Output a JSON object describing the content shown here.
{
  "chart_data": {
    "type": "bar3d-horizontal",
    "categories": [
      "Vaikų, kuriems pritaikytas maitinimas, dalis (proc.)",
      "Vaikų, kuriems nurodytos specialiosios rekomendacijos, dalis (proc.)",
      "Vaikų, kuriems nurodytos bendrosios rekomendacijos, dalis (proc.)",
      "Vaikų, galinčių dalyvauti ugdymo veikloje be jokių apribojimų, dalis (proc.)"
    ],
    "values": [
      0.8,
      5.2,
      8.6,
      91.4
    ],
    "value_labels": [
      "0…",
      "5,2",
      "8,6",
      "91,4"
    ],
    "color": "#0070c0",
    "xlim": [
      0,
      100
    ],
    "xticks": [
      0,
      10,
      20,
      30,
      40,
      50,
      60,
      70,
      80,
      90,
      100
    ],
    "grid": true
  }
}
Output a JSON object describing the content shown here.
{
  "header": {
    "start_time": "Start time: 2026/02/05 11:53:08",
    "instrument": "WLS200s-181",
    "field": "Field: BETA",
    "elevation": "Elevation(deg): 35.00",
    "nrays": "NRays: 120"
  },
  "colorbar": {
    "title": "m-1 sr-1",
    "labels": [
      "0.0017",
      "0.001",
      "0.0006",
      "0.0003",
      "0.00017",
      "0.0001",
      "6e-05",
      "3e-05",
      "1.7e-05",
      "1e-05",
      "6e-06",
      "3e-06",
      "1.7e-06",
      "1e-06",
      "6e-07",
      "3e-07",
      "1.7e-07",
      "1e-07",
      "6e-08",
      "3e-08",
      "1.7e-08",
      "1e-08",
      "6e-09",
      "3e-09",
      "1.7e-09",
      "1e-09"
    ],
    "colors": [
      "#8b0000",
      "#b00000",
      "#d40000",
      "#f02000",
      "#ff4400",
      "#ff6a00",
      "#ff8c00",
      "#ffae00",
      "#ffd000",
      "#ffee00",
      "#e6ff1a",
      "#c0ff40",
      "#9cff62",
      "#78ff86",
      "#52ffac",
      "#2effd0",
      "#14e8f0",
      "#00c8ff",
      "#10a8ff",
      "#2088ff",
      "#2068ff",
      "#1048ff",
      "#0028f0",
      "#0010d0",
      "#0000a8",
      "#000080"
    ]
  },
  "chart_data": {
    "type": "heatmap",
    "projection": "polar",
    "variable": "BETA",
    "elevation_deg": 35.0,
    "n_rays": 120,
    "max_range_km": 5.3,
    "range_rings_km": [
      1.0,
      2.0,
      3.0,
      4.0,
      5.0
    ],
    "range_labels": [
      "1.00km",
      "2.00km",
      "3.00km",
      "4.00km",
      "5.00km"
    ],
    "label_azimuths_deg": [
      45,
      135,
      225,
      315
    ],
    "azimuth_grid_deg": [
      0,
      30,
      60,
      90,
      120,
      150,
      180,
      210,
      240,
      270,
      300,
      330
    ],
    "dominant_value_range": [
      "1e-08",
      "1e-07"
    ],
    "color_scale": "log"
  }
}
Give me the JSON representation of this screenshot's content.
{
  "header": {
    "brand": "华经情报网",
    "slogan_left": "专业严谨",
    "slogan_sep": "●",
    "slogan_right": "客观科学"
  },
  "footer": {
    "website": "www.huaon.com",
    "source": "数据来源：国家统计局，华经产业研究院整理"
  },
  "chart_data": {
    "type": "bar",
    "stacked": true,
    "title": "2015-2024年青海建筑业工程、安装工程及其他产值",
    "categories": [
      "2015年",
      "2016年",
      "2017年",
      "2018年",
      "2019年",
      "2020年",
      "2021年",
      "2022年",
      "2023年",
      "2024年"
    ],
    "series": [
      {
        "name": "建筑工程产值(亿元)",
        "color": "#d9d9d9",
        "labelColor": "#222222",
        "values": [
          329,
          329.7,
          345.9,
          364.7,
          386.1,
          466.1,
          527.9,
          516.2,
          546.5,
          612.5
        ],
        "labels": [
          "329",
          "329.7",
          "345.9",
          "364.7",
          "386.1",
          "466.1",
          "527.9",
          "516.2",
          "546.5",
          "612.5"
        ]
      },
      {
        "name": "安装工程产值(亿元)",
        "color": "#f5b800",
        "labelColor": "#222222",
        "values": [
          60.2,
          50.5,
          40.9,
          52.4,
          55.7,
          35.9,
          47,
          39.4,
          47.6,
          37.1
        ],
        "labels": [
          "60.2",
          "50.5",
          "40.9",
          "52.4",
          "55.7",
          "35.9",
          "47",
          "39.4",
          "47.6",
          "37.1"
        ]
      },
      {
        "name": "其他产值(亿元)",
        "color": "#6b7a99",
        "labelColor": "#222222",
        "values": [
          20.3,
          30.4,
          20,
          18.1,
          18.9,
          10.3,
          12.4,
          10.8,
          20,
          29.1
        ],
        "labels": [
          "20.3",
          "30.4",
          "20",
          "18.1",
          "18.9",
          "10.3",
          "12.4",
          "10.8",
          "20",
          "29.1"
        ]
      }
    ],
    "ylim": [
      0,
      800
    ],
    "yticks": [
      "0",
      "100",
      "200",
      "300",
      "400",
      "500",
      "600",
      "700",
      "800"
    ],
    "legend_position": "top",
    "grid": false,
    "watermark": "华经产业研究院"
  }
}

◆ ◆ ◆ ◆ ◆ ◆ ◆

Each of the records should be retyped exactly.

FINISHED EXERCISE »
Output a JSON object describing the content shown here.
{
  "chart_data": {
    "type": "bar3d-horizontal",
    "categories": [
      "Vaikų, kuriems pritaikytas maitinimas, dalis (proc.)",
      "Vaikų, kuriems nurodytos specialiosios rekomendacijos, dalis (proc.)",
      "Vaikų, kuriems nurodytos bendrosios rekomendacijos, dalis (proc.)",
      "Vaikų, galinčių dalyvauti ugdymo veikloje be jokių apribojimų, dalis (proc.)"
    ],
    "values": [
      0.8,
      5.2,
      8.6,
      91.4
    ],
    "value_labels": [
      "0…",
      "5,2",
      "8,6",
      "91,4"
    ],
    "color": "#0070c0",
    "xlim": [
      0,
      100
    ],
    "xticks": [
      0,
      10,
      20,
      30,
      40,
      50,
      60,
      70,
      80,
      90,
      100
    ],
    "grid": true
  }
}
Output a JSON object describing the content shown here.
{
  "header": {
    "start_time": "Start time: 2026/02/05 11:53:08",
    "instrument": "WLS200s-181",
    "field": "Field: BETA",
    "elevation": "Elevation(deg): 35.00",
    "nrays": "NRays: 120"
  },
  "colorbar": {
    "title": "m-1 sr-1",
    "labels": [
      "0.0017",
      "0.001",
      "0.0006",
      "0.0003",
      "0.00017",
      "0.0001",
      "6e-05",
      "3e-05",
      "1.7e-05",
      "1e-05",
      "6e-06",
      "3e-06",
      "1.7e-06",
      "1e-06",
      "6e-07",
      "3e-07",
      "1.7e-07",
      "1e-07",
      "6e-08",
      "3e-08",
      "1.7e-08",
      "1e-08",
      "6e-09",
      "3e-09",
      "1.7e-09",
      "1e-09"
    ],
    "colors": [
      "#8b0000",
      "#b00000",
      "#d40000",
      "#f02000",
      "#ff4400",
      "#ff6a00",
      "#ff8c00",
      "#ffae00",
      "#ffd000",
      "#ffee00",
      "#e6ff1a",
      "#c0ff40",
      "#9cff62",
      "#78ff86",
      "#52ffac",
      "#2effd0",
      "#14e8f0",
      "#00c8ff",
      "#10a8ff",
      "#2088ff",
      "#2068ff",
      "#1048ff",
      "#0028f0",
      "#0010d0",
      "#0000a8",
      "#000080"
    ]
  },
  "chart_data": {
    "type": "heatmap",
    "projection": "polar",
    "variable": "BETA",
    "elevation_deg": 35.0,
    "n_rays": 120,
    "max_range_km": 5.3,
    "range_rings_km": [
      1.0,
      2.0,
      3.0,
      4.0,
      5.0
    ],
    "range_labels": [
      "1.00km",
      "2.00km",
      "3.00km",
      "4.00km",
      "5.00km"
    ],
    "label_azimuths_deg": [
      45,
      135,
      225,
      315
    ],
    "azimuth_grid_deg": [
      0,
      30,
      60,
      90,
      120,
      150,
      180,
      210,
      240,
      270,
      300,
      330
    ],
    "dominant_value_range": [
      "1e-08",
      "1e-07"
    ],
    "color_scale": "log"
  }
}
Give me the JSON representation of this screenshot's content.
{
  "header": {
    "brand": "华经情报网",
    "slogan_left": "专业严谨",
    "slogan_sep": "●",
    "slogan_right": "客观科学"
  },
  "footer": {
    "website": "www.huaon.com",
    "source": "数据来源：国家统计局，华经产业研究院整理"
  },
  "chart_data": {
    "type": "bar",
    "stacked": true,
    "title": "2015-2024年青海建筑业工程、安装工程及其他产值",
    "categories": [
      "2015年",
      "2016年",
      "2017年",
      "2018年",
      "2019年",
      "2020年",
      "2021年",
      "2022年",
      "2023年",
      "2024年"
    ],
    "series": [
      {
        "name": "建筑工程产值(亿元)",
        "color": "#d9d9d9",
        "labelColor": "#222222",
        "values": [
          329,
          329.7,
          345.9,
          364.7,
          386.1,
          466.1,
          527.9,
          516.2,
          546.5,
          612.5
        ],
        "labels": [
          "329",
          "329.7",
          "345.9",
          "364.7",
          "386.1",
          "466.1",
          "527.9",
          "516.2",
          "546.5",
          "612.5"
        ]
      },
      {
        "name": "安装工程产值(亿元)",
        "color": "#f5b800",
        "labelColor": "#222222",
        "values": [
          60.2,
          50.5,
          40.9,
          52.4,
          55.7,
          35.9,
          47,
          39.4,
          47.6,
          37.1
        ],
        "labels": [
          "60.2",
          "50.5",
          "40.9",
          "52.4",
          "55.7",
          "35.9",
          "47",
          "39.4",
          "47.6",
          "37.1"
        ]
      },
      {
        "name": "其他产值(亿元)",
        "color": "#6b7a99",
        "labelColor": "#222222",
        "values": [
          20.3,
          30.4,
          20,
          18.1,
          18.9,
          10.3,
          12.4,
          10.8,
          20,
          29.1
        ],
        "labels": [
          "20.3",
          "30.4",
          "20",
          "18.1",
          "18.9",
          "10.3",
          "12.4",
          "10.8",
          "20",
          "29.1"
        ]
      }
    ],
    "ylim": [
      0,
      800
    ],
    "yticks": [
      "0",
      "100",
      "200",
      "300",
      "400",
      "500",
      "600",
      "700",
      "800"
    ],
    "legend_position": "top",
    "grid": false,
    "watermark": "华经产业研究院"
  }
}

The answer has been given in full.